Data items
+ + + +

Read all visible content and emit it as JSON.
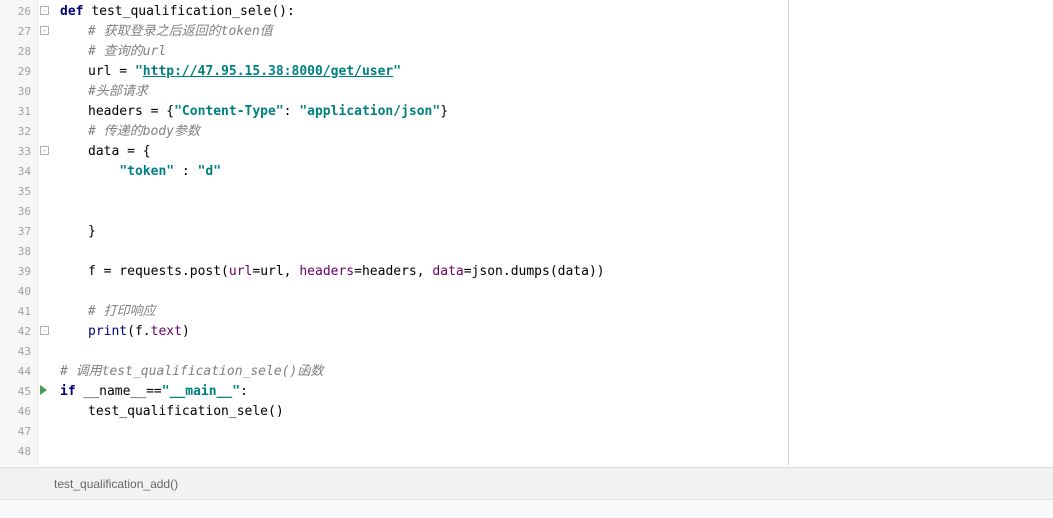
{
  "gutter": {
    "start": 26,
    "end": 48
  },
  "code": {
    "26": {
      "indent": 0,
      "tokens": [
        [
          "kw",
          "def "
        ],
        [
          "func",
          "test_qualification_sele"
        ],
        [
          "ident",
          "():"
        ]
      ]
    },
    "27": {
      "indent": 1,
      "tokens": [
        [
          "comment",
          "# 获取登录之后返回的token值"
        ]
      ]
    },
    "28": {
      "indent": 1,
      "tokens": [
        [
          "comment",
          "# 查询的url"
        ]
      ]
    },
    "29": {
      "indent": 1,
      "tokens": [
        [
          "ident",
          "url = "
        ],
        [
          "str",
          "\""
        ],
        [
          "url-str",
          "http://47.95.15.38:8000/get/user"
        ],
        [
          "str",
          "\""
        ]
      ]
    },
    "30": {
      "indent": 1,
      "tokens": [
        [
          "comment",
          "#头部请求"
        ]
      ]
    },
    "31": {
      "indent": 1,
      "tokens": [
        [
          "ident",
          "headers = {"
        ],
        [
          "str",
          "\"Content-Type\""
        ],
        [
          "ident",
          ": "
        ],
        [
          "str",
          "\"application/json\""
        ],
        [
          "ident",
          "}"
        ]
      ]
    },
    "32": {
      "indent": 1,
      "tokens": [
        [
          "comment",
          "# 传递的body参数"
        ]
      ]
    },
    "33": {
      "indent": 1,
      "tokens": [
        [
          "ident",
          "data = {"
        ]
      ]
    },
    "34": {
      "indent": 1,
      "tokens": [
        [
          "ident",
          "    "
        ],
        [
          "str",
          "\"token\""
        ],
        [
          "ident",
          " : "
        ],
        [
          "str",
          "\"d\""
        ]
      ]
    },
    "35": {
      "indent": 1,
      "tokens": []
    },
    "36": {
      "indent": 1,
      "tokens": []
    },
    "37": {
      "indent": 1,
      "tokens": [
        [
          "ident",
          "}"
        ]
      ]
    },
    "38": {
      "indent": 1,
      "tokens": []
    },
    "39": {
      "indent": 1,
      "tokens": [
        [
          "ident",
          "f = requests.post("
        ],
        [
          "param",
          "url"
        ],
        [
          "ident",
          "=url, "
        ],
        [
          "param",
          "headers"
        ],
        [
          "ident",
          "=headers, "
        ],
        [
          "param",
          "data"
        ],
        [
          "ident",
          "=json.dumps(data))"
        ]
      ]
    },
    "40": {
      "indent": 1,
      "tokens": []
    },
    "41": {
      "indent": 1,
      "tokens": [
        [
          "comment",
          "# 打印响应"
        ]
      ]
    },
    "42": {
      "indent": 1,
      "tokens": [
        [
          "builtin",
          "print"
        ],
        [
          "ident",
          "(f."
        ],
        [
          "prop",
          "text"
        ],
        [
          "ident",
          ")"
        ]
      ]
    },
    "43": {
      "indent": 0,
      "tokens": []
    },
    "44": {
      "indent": 0,
      "tokens": [
        [
          "comment",
          "# 调用test_qualification_sele()函数"
        ]
      ]
    },
    "45": {
      "indent": 0,
      "tokens": [
        [
          "kw",
          "if "
        ],
        [
          "ident",
          "__name__=="
        ],
        [
          "str",
          "\"__main__\""
        ],
        [
          "ident",
          ":"
        ]
      ]
    },
    "46": {
      "indent": 1,
      "tokens": [
        [
          "ident",
          "test_qualification_sele()"
        ]
      ]
    },
    "47": {
      "indent": 0,
      "tokens": []
    },
    "48": {
      "indent": 0,
      "tokens": []
    }
  },
  "fold_markers": {
    "open": [
      26,
      27,
      33,
      42
    ],
    "close": []
  },
  "run_marker_line": 45,
  "breadcrumb": "test_qualification_add()"
}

+ + + +

Pictures are to be left out; all else in the entries above is to be quoted exactly.

Read all visible content and emit it as JSON.
{
  "gutter": {
    "start": 26,
    "end": 48
  },
  "code": {
    "26": {
      "indent": 0,
      "tokens": [
        [
          "kw",
          "def "
        ],
        [
          "func",
          "test_qualification_sele"
        ],
        [
          "ident",
          "():"
        ]
      ]
    },
    "27": {
      "indent": 1,
      "tokens": [
        [
          "comment",
          "# 获取登录之后返回的token值"
        ]
      ]
    },
    "28": {
      "indent": 1,
      "tokens": [
        [
          "comment",
          "# 查询的url"
        ]
      ]
    },
    "29": {
      "indent": 1,
      "tokens": [
        [
          "ident",
          "url = "
        ],
        [
          "str",
          "\""
        ],
        [
          "url-str",
          "http://47.95.15.38:8000/get/user"
        ],
        [
          "str",
          "\""
        ]
      ]
    },
    "30": {
      "indent": 1,
      "tokens": [
        [
          "comment",
          "#头部请求"
        ]
      ]
    },
    "31": {
      "indent": 1,
      "tokens": [
        [
          "ident",
          "headers = {"
        ],
        [
          "str",
          "\"Content-Type\""
        ],
        [
          "ident",
          ": "
        ],
        [
          "str",
          "\"application/json\""
        ],
        [
          "ident",
          "}"
        ]
      ]
    },
    "32": {
      "indent": 1,
      "tokens": [
        [
          "comment",
          "# 传递的body参数"
        ]
      ]
    },
    "33": {
      "indent": 1,
      "tokens": [
        [
          "ident",
          "data = {"
        ]
      ]
    },
    "34": {
      "indent": 1,
      "tokens": [
        [
          "ident",
          "    "
        ],
        [
          "str",
          "\"token\""
        ],
        [
          "ident",
          " : "
        ],
        [
          "str",
          "\"d\""
        ]
      ]
    },
    "35": {
      "indent": 1,
      "tokens": []
    },
    "36": {
      "indent": 1,
      "tokens": []
    },
    "37": {
      "indent": 1,
      "tokens": [
        [
          "ident",
          "}"
        ]
      ]
    },
    "38": {
      "indent": 1,
      "tokens": []
    },
    "39": {
      "indent": 1,
      "tokens": [
        [
          "ident",
          "f = requests.post("
        ],
        [
          "param",
          "url"
        ],
        [
          "ident",
          "=url, "
        ],
        [
          "param",
          "headers"
        ],
        [
          "ident",
          "=headers, "
        ],
        [
          "param",
          "data"
        ],
        [
          "ident",
          "=json.dumps(data))"
        ]
      ]
    },
    "40": {
      "indent": 1,
      "tokens": []
    },
    "41": {
      "indent": 1,
      "tokens": [
        [
          "comment",
          "# 打印响应"
        ]
      ]
    },
    "42": {
      "indent": 1,
      "tokens": [
        [
          "builtin",
          "print"
        ],
        [
          "ident",
          "(f."
        ],
        [
          "prop",
          "text"
        ],
        [
          "ident",
          ")"
        ]
      ]
    },
    "43": {
      "indent": 0,
      "tokens": []
    },
    "44": {
      "indent": 0,
      "tokens": [
        [
          "comment",
          "# 调用test_qualification_sele()函数"
        ]
      ]
    },
    "45": {
      "indent": 0,
      "tokens": [
        [
          "kw",
          "if "
        ],
        [
          "ident",
          "__name__=="
        ],
        [
          "str",
          "\"__main__\""
        ],
        [
          "ident",
          ":"
        ]
      ]
    },
    "46": {
      "indent": 1,
      "tokens": [
        [
          "ident",
          "test_qualification_sele()"
        ]
      ]
    },
    "47": {
      "indent": 0,
      "tokens": []
    },
    "48": {
      "indent": 0,
      "tokens": []
    }
  },
  "fold_markers": {
    "open": [
      26,
      27,
      33,
      42
    ],
    "close": []
  },
  "run_marker_line": 45,
  "breadcrumb": "test_qualification_add()"
}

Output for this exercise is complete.